>> start Provided material

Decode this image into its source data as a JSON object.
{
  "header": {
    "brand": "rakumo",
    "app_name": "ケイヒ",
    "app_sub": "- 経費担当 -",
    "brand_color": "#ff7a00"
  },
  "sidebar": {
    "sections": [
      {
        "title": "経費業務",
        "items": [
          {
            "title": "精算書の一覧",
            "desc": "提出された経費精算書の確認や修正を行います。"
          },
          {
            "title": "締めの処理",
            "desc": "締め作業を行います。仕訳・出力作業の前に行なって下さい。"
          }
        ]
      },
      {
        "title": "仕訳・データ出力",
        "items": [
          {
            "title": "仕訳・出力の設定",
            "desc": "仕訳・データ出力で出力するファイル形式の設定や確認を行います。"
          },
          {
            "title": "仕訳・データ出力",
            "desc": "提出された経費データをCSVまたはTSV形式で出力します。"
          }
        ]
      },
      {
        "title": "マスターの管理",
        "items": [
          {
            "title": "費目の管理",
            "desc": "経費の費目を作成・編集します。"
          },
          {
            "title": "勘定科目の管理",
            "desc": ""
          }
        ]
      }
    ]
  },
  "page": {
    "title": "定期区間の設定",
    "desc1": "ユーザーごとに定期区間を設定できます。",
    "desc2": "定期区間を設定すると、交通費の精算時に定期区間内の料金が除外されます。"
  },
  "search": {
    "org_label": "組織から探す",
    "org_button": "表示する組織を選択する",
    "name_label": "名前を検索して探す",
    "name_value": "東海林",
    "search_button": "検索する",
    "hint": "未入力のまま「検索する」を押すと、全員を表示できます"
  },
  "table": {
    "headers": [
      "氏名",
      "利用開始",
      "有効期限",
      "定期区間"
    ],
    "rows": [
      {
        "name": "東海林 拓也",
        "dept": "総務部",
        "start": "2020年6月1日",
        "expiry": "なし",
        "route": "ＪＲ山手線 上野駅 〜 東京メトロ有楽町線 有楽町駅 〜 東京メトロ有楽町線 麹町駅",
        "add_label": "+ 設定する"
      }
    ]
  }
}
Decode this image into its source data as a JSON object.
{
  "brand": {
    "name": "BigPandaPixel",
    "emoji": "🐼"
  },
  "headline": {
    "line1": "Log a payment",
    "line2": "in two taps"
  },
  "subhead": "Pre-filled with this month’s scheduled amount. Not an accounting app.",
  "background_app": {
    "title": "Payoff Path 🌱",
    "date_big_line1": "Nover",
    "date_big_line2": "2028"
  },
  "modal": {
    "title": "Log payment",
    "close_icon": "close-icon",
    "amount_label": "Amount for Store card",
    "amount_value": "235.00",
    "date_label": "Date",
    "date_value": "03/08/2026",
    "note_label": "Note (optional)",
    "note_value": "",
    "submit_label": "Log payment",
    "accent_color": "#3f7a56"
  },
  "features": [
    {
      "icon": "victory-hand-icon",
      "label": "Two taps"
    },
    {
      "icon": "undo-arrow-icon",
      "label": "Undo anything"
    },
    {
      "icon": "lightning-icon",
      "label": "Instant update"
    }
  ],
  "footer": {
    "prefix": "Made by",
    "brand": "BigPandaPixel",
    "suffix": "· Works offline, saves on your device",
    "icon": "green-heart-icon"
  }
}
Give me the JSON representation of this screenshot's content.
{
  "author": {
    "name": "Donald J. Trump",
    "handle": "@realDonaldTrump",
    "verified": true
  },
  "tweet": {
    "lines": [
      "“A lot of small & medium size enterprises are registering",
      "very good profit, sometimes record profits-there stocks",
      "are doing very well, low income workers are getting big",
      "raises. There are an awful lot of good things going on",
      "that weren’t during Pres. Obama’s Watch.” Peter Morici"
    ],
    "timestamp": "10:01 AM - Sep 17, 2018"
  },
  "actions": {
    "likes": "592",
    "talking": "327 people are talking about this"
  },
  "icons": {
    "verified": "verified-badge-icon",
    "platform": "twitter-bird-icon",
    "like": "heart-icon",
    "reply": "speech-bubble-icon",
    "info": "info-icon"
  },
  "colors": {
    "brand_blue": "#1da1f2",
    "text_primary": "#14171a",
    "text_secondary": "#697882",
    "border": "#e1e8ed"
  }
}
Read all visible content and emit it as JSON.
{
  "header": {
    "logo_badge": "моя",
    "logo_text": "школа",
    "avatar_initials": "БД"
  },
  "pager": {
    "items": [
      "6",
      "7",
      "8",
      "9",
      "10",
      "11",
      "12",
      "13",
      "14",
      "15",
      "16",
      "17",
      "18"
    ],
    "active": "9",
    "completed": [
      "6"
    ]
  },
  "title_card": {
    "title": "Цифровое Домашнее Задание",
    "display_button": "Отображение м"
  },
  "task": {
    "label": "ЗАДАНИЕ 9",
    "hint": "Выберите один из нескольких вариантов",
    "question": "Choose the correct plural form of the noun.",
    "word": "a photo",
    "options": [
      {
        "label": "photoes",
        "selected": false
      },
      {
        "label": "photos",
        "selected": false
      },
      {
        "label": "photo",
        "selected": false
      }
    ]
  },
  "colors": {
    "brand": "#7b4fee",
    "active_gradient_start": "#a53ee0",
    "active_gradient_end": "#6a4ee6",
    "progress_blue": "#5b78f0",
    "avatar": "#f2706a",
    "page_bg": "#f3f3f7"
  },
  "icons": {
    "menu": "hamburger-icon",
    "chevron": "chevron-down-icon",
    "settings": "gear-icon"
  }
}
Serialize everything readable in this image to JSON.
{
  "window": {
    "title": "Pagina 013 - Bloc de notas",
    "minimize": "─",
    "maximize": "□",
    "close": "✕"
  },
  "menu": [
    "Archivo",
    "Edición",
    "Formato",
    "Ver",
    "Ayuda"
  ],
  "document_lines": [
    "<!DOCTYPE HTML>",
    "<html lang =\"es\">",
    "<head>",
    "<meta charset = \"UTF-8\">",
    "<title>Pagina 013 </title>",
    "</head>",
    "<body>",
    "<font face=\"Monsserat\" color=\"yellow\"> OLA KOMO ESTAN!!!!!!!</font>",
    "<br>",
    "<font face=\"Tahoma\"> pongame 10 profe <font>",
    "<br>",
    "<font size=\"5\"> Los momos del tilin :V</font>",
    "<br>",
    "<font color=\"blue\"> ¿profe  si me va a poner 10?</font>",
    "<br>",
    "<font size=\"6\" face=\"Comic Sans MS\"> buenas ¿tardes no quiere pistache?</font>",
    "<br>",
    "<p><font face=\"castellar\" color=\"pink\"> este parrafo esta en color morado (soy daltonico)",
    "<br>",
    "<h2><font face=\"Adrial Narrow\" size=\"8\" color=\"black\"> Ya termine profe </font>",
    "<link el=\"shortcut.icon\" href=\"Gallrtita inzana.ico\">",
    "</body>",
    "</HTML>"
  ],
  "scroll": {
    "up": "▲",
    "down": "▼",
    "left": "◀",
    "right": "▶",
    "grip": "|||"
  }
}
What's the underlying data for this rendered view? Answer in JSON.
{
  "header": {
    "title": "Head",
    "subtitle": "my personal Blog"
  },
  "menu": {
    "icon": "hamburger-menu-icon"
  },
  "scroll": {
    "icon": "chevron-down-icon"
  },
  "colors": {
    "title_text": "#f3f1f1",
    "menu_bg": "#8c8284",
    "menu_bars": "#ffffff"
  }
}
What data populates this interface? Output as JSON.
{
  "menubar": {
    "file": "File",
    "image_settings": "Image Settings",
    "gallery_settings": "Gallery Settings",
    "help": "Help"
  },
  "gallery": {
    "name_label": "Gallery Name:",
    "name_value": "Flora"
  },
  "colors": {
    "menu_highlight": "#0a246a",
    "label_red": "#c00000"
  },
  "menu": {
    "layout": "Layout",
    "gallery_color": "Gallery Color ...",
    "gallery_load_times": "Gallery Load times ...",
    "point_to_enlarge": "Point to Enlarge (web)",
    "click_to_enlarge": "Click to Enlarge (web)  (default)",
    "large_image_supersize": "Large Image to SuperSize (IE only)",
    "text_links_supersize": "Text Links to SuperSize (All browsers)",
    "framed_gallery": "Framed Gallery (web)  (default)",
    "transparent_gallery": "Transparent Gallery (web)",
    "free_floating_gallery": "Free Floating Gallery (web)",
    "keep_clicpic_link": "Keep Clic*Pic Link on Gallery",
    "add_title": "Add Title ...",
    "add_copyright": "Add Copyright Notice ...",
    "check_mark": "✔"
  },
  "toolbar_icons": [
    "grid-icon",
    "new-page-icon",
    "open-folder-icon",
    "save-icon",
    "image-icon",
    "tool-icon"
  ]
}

>> end Provided material

## [Task to carry out]
Extract each line holding the word "JSON" from the records.

## [Solution to this exercise]
Decode this image into its source data as a JSON object.
Decode this image into its source data as a JSON object.
Give me the JSON representation of this screenshot's content.
Read all visible content and emit it as JSON.
Serialize everything readable in this image to JSON.
What's the underlying data for this rendered view? Answer in JSON.
What data populates this interface? Output as JSON.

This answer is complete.